+++ Extracted data +++

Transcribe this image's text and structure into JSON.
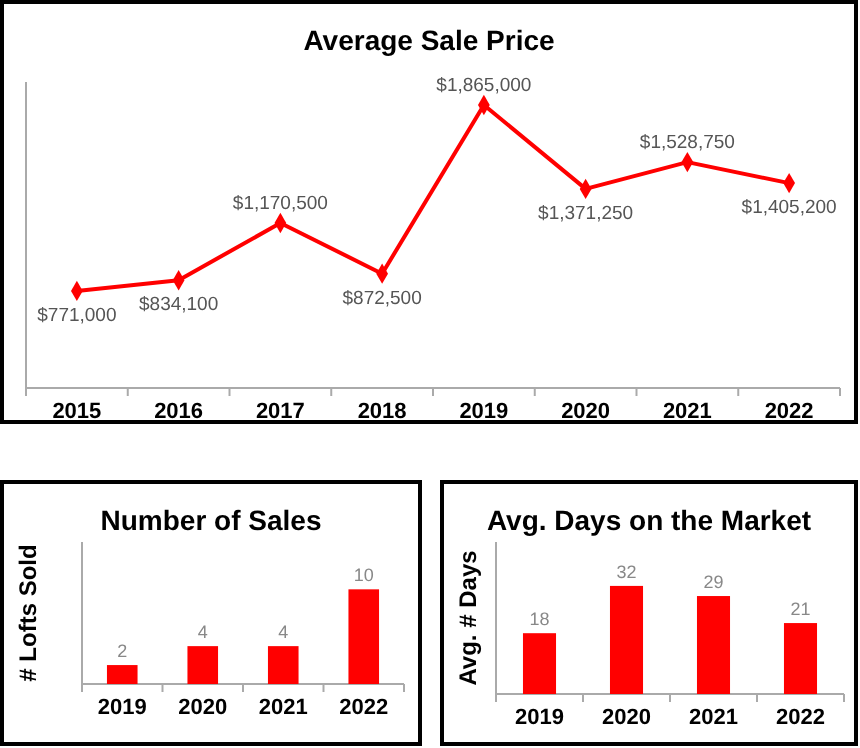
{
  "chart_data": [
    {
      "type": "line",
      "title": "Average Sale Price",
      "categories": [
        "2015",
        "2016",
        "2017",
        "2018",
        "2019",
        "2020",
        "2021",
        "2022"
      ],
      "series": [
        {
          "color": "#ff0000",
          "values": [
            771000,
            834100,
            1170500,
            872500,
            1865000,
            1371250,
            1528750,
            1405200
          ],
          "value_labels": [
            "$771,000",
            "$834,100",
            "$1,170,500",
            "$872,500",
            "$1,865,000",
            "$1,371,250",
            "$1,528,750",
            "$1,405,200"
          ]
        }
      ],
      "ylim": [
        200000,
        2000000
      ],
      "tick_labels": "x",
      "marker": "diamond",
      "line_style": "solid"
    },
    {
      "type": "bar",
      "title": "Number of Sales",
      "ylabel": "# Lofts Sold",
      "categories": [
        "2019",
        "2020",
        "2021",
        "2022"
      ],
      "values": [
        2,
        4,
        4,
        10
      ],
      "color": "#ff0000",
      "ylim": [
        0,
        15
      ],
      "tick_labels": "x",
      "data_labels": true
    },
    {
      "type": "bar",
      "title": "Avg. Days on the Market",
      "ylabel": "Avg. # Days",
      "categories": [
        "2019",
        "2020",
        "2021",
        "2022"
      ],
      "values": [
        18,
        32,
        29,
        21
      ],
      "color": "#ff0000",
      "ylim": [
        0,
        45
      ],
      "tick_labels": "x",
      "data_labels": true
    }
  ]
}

+++
+++ Extracted data +++

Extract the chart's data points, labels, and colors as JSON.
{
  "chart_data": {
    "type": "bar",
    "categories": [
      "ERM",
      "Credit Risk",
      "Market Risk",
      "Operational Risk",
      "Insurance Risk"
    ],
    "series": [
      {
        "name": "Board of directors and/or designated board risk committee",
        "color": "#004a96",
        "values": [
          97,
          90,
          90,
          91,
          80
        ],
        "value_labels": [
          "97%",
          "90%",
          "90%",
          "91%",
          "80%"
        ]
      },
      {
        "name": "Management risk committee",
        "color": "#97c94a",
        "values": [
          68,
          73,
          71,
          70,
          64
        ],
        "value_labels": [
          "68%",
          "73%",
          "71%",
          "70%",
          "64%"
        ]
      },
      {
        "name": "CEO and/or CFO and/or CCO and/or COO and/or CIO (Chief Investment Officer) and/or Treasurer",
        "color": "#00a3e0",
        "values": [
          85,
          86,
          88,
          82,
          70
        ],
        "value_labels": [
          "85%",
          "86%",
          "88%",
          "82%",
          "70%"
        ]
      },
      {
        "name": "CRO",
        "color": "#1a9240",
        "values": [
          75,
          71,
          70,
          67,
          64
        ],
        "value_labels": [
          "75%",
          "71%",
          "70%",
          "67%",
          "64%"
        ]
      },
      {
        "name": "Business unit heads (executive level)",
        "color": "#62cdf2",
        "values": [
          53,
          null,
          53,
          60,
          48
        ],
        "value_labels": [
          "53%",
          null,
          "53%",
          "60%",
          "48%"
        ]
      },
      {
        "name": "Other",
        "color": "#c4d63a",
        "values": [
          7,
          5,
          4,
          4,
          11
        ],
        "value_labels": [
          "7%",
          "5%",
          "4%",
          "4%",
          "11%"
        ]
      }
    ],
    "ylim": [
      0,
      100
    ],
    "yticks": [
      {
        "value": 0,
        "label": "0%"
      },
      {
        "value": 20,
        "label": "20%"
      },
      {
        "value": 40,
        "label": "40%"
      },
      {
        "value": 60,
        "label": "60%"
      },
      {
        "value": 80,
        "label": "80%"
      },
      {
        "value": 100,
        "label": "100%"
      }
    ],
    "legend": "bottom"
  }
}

+++

▶ **What the task requires**
Your task is to list each line of the records with the word "title".

▶ **Result of the exercise**
      "title": "Average Sale Price",
      "title": "Number of Sales",
      "title": "Avg. Days on the Market",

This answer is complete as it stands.